## DATASET CONTENT
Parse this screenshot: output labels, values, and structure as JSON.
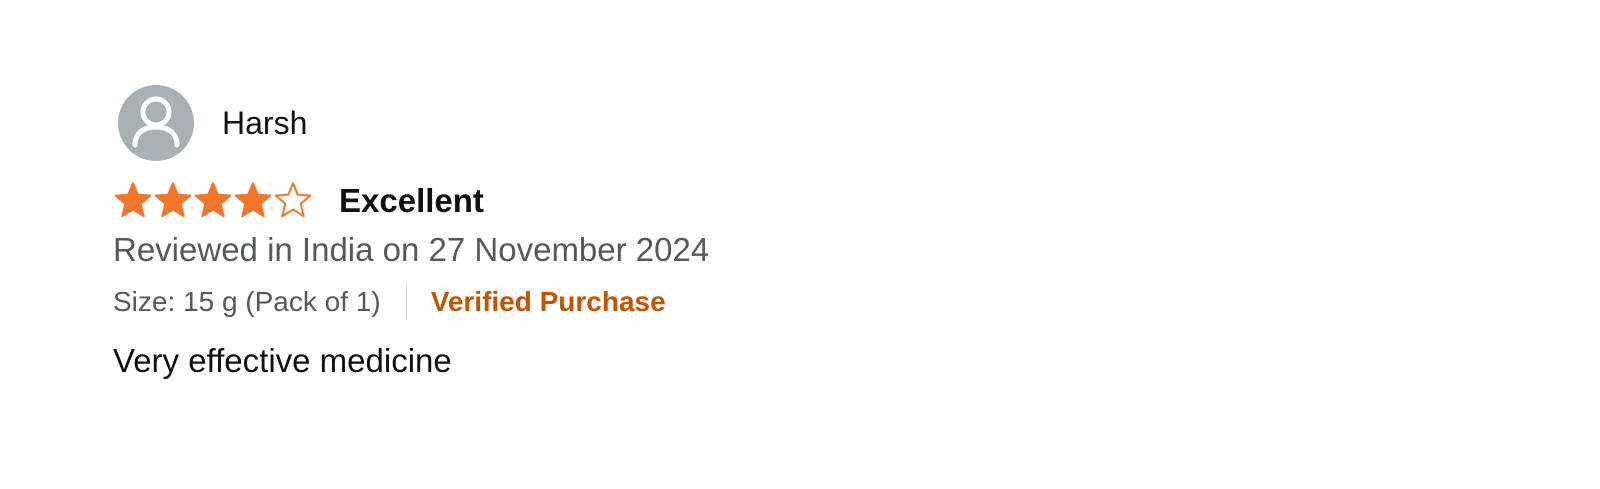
{
  "review": {
    "reviewer_name": "Harsh",
    "avatar_icon": "default-user-avatar-icon",
    "rating": 4,
    "rating_max": 5,
    "star_color": "#f0762c",
    "title": "Excellent",
    "date_text": "Reviewed in India on 27 November 2024",
    "variant": "Size: 15 g (Pack of 1)",
    "badge": "Verified Purchase",
    "badge_color": "#c45500",
    "body": "Very effective medicine"
  }
}
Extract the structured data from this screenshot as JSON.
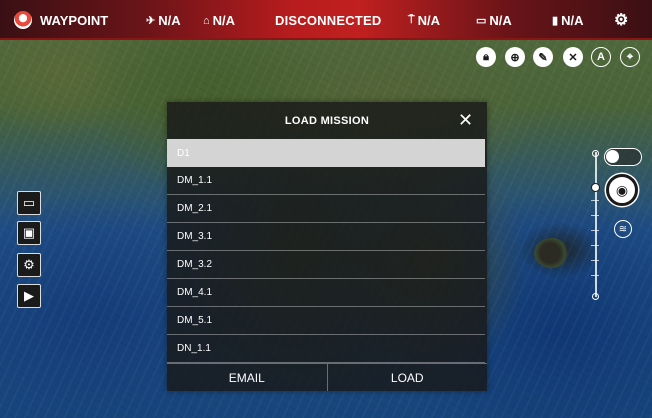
{
  "header": {
    "app_title": "WAYPOINT",
    "connection_status": "DISCONNECTED",
    "indicators": [
      {
        "icon": "satellite-icon",
        "value": "N/A"
      },
      {
        "icon": "battery-aircraft-icon",
        "value": "N/A"
      },
      {
        "icon": "remote-controller-signal-icon",
        "value": "N/A"
      },
      {
        "icon": "video-signal-icon",
        "value": "N/A"
      },
      {
        "icon": "battery-icon",
        "value": "N/A"
      }
    ],
    "settings_icon": "gear-icon"
  },
  "tools": {
    "lock_icon": "lock-icon",
    "add_waypoint_icon": "add-waypoint-icon",
    "wrench_icon": "wrench-icon",
    "clear_icon": "close-icon",
    "auto_label": "A",
    "locate_icon": "crosshair-icon"
  },
  "left_toolbar": {
    "items": [
      "folder-icon",
      "save-icon",
      "mission-settings-icon",
      "play-icon"
    ]
  },
  "right_controls": {
    "toggle_state": "off",
    "camera_icon": "camera-icon",
    "filter_icon": "filter-icon"
  },
  "dialog": {
    "title": "LOAD MISSION",
    "close_icon": "close-icon",
    "missions": [
      "D1",
      "DM_1.1",
      "DM_2.1",
      "DM_3.1",
      "DM_3.2",
      "DM_4.1",
      "DM_5.1",
      "DN_1.1"
    ],
    "selected_index": 0,
    "email_label": "EMAIL",
    "load_label": "LOAD"
  },
  "colors": {
    "header_red": "#c0201f",
    "selected_row": "#d4d4d4",
    "dialog_bg": "#191919"
  }
}
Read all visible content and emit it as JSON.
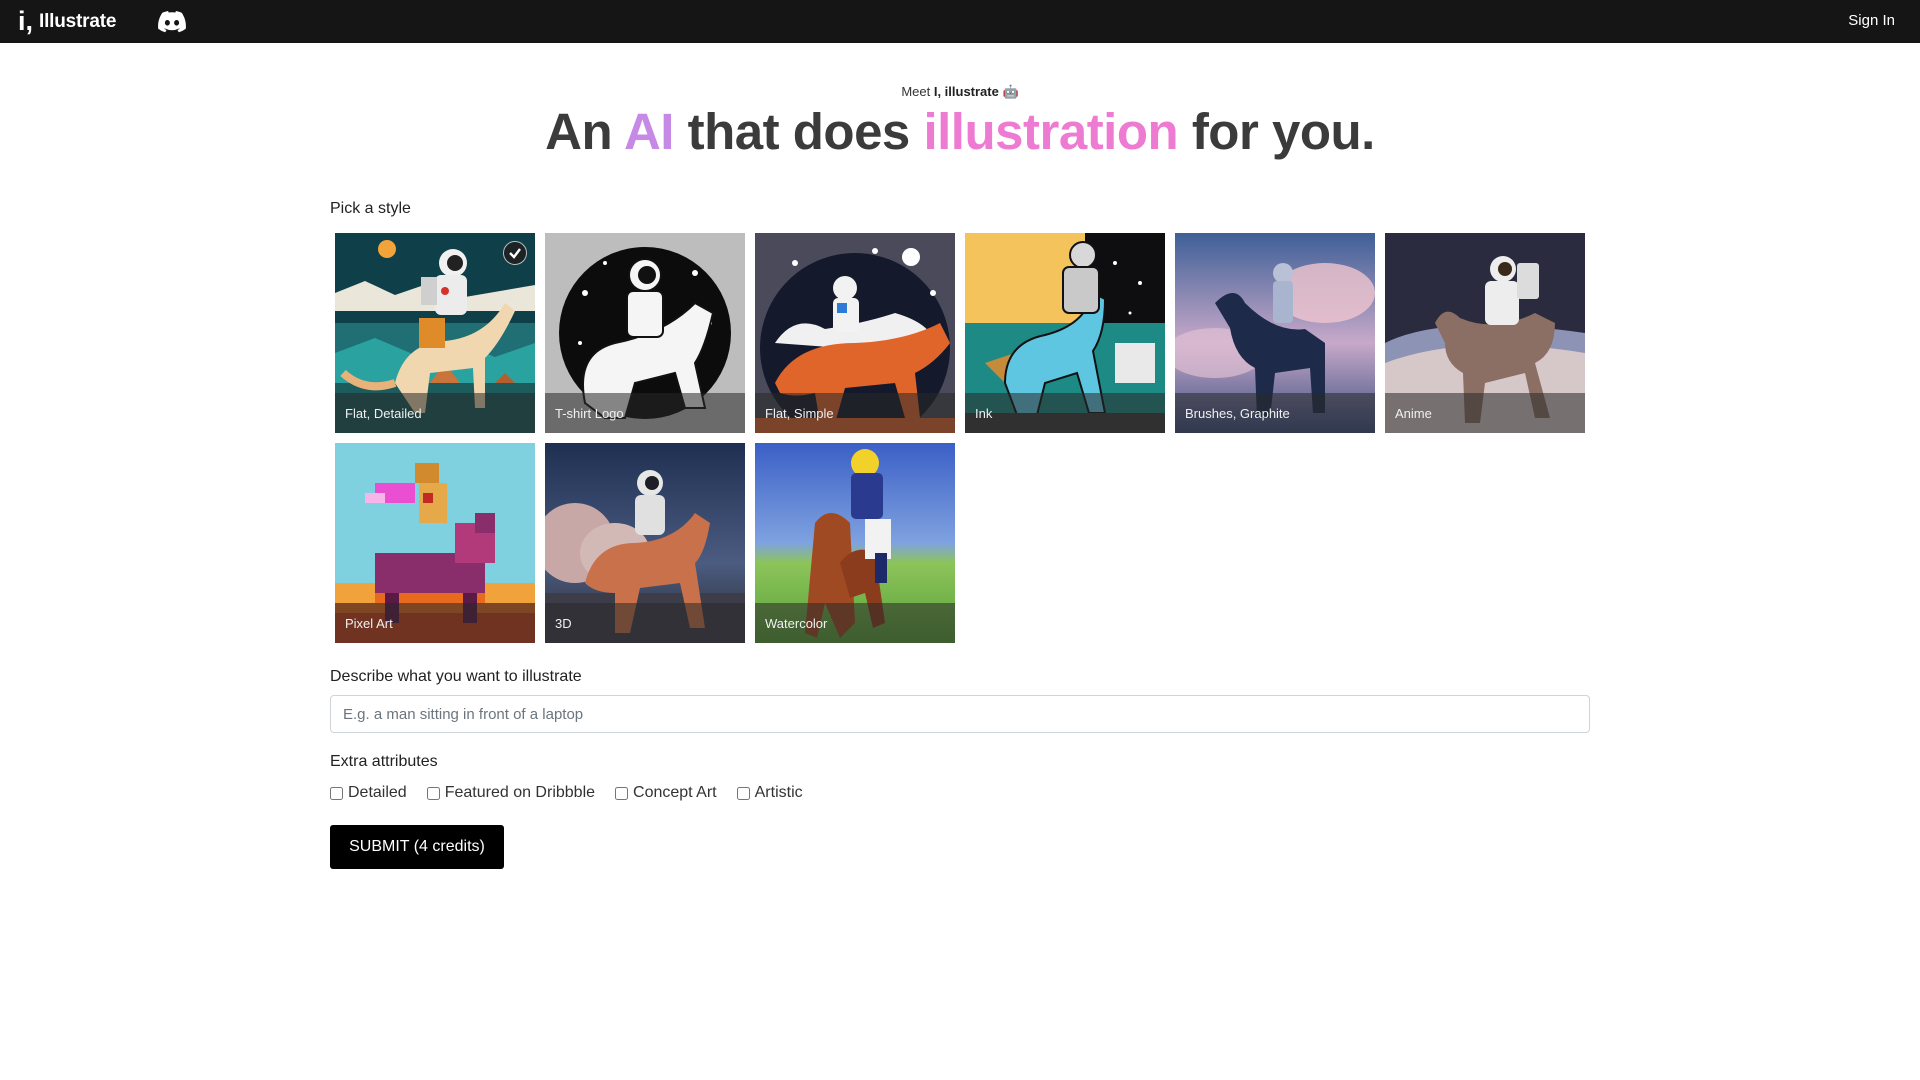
{
  "nav": {
    "logo_mark": "i,",
    "logo_text": "Illustrate",
    "discord_icon": "discord-icon",
    "signin_label": "Sign In"
  },
  "hero": {
    "eyebrow_prefix": "Meet ",
    "eyebrow_brand": "I, illustrate",
    "eyebrow_emoji": " 🤖",
    "headline_part1": "An ",
    "headline_ai": "AI",
    "headline_part2": " that does ",
    "headline_illustration": "illustration",
    "headline_part3": " for you.",
    "color_ai": "#c68ae6",
    "color_illustration": "#ee7bd2"
  },
  "styles": {
    "label": "Pick a style",
    "selected": "Flat, Detailed",
    "items": [
      {
        "name": "Flat, Detailed"
      },
      {
        "name": "T-shirt Logo"
      },
      {
        "name": "Flat, Simple"
      },
      {
        "name": "Ink"
      },
      {
        "name": "Brushes, Graphite"
      },
      {
        "name": "Anime"
      },
      {
        "name": "Pixel Art"
      },
      {
        "name": "3D"
      },
      {
        "name": "Watercolor"
      }
    ]
  },
  "description": {
    "label": "Describe what you want to illustrate",
    "placeholder": "E.g. a man sitting in front of a laptop",
    "value": ""
  },
  "extras": {
    "label": "Extra attributes",
    "options": [
      {
        "label": "Detailed",
        "checked": false
      },
      {
        "label": "Featured on Dribbble",
        "checked": false
      },
      {
        "label": "Concept Art",
        "checked": false
      },
      {
        "label": "Artistic",
        "checked": false
      }
    ]
  },
  "submit": {
    "label": "SUBMIT (4 credits)"
  }
}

## WHAT YOU WILL DO
Copy all the data exactly as written, but skip any picture.

## RESPONSE TO THE EXERCISE
Parse this screenshot: output labels, values, and structure as JSON.
{
  "review": {
    "reviewer_name": "Harsh",
    "avatar_icon": "default-user-avatar-icon",
    "rating": 4,
    "rating_max": 5,
    "star_color": "#f0762c",
    "title": "Excellent",
    "date_text": "Reviewed in India on 27 November 2024",
    "variant": "Size: 15 g (Pack of 1)",
    "badge": "Verified Purchase",
    "badge_color": "#c45500",
    "body": "Very effective medicine"
  }
}
Extract the structured data from this screenshot as JSON.
{
  "header": {
    "app_title": "WAYPOINT",
    "connection_status": "DISCONNECTED",
    "indicators": [
      {
        "icon": "satellite-icon",
        "value": "N/A"
      },
      {
        "icon": "battery-aircraft-icon",
        "value": "N/A"
      },
      {
        "icon": "remote-controller-signal-icon",
        "value": "N/A"
      },
      {
        "icon": "video-signal-icon",
        "value": "N/A"
      },
      {
        "icon": "battery-icon",
        "value": "N/A"
      }
    ],
    "settings_icon": "gear-icon"
  },
  "tools": {
    "lock_icon": "lock-icon",
    "add_waypoint_icon": "add-waypoint-icon",
    "wrench_icon": "wrench-icon",
    "clear_icon": "close-icon",
    "auto_label": "A",
    "locate_icon": "crosshair-icon"
  },
  "left_toolbar": {
    "items": [
      "folder-icon",
      "save-icon",
      "mission-settings-icon",
      "play-icon"
    ]
  },
  "right_controls": {
    "toggle_state": "off",
    "camera_icon": "camera-icon",
    "filter_icon": "filter-icon"
  },
  "dialog": {
    "title": "LOAD MISSION",
    "close_icon": "close-icon",
    "missions": [
      "D1",
      "DM_1.1",
      "DM_2.1",
      "DM_3.1",
      "DM_3.2",
      "DM_4.1",
      "DM_5.1",
      "DN_1.1"
    ],
    "selected_index": 0,
    "email_label": "EMAIL",
    "load_label": "LOAD"
  },
  "colors": {
    "header_red": "#c0201f",
    "selected_row": "#d4d4d4",
    "dialog_bg": "#191919"
  }
}
Read all visible content and emit it as JSON.
{
  "nav": {
    "logo_mark": "i,",
    "logo_text": "Illustrate",
    "discord_icon": "discord-icon",
    "signin_label": "Sign In"
  },
  "hero": {
    "eyebrow_prefix": "Meet ",
    "eyebrow_brand": "I, illustrate",
    "eyebrow_emoji": " 🤖",
    "headline_part1": "An ",
    "headline_ai": "AI",
    "headline_part2": " that does ",
    "headline_illustration": "illustration",
    "headline_part3": " for you.",
    "color_ai": "#c68ae6",
    "color_illustration": "#ee7bd2"
  },
  "styles": {
    "label": "Pick a style",
    "selected": "Flat, Detailed",
    "items": [
      {
        "name": "Flat, Detailed"
      },
      {
        "name": "T-shirt Logo"
      },
      {
        "name": "Flat, Simple"
      },
      {
        "name": "Ink"
      },
      {
        "name": "Brushes, Graphite"
      },
      {
        "name": "Anime"
      },
      {
        "name": "Pixel Art"
      },
      {
        "name": "3D"
      },
      {
        "name": "Watercolor"
      }
    ]
  },
  "description": {
    "label": "Describe what you want to illustrate",
    "placeholder": "E.g. a man sitting in front of a laptop",
    "value": ""
  },
  "extras": {
    "label": "Extra attributes",
    "options": [
      {
        "label": "Detailed",
        "checked": false
      },
      {
        "label": "Featured on Dribbble",
        "checked": false
      },
      {
        "label": "Concept Art",
        "checked": false
      },
      {
        "label": "Artistic",
        "checked": false
      }
    ]
  },
  "submit": {
    "label": "SUBMIT (4 credits)"
  }
}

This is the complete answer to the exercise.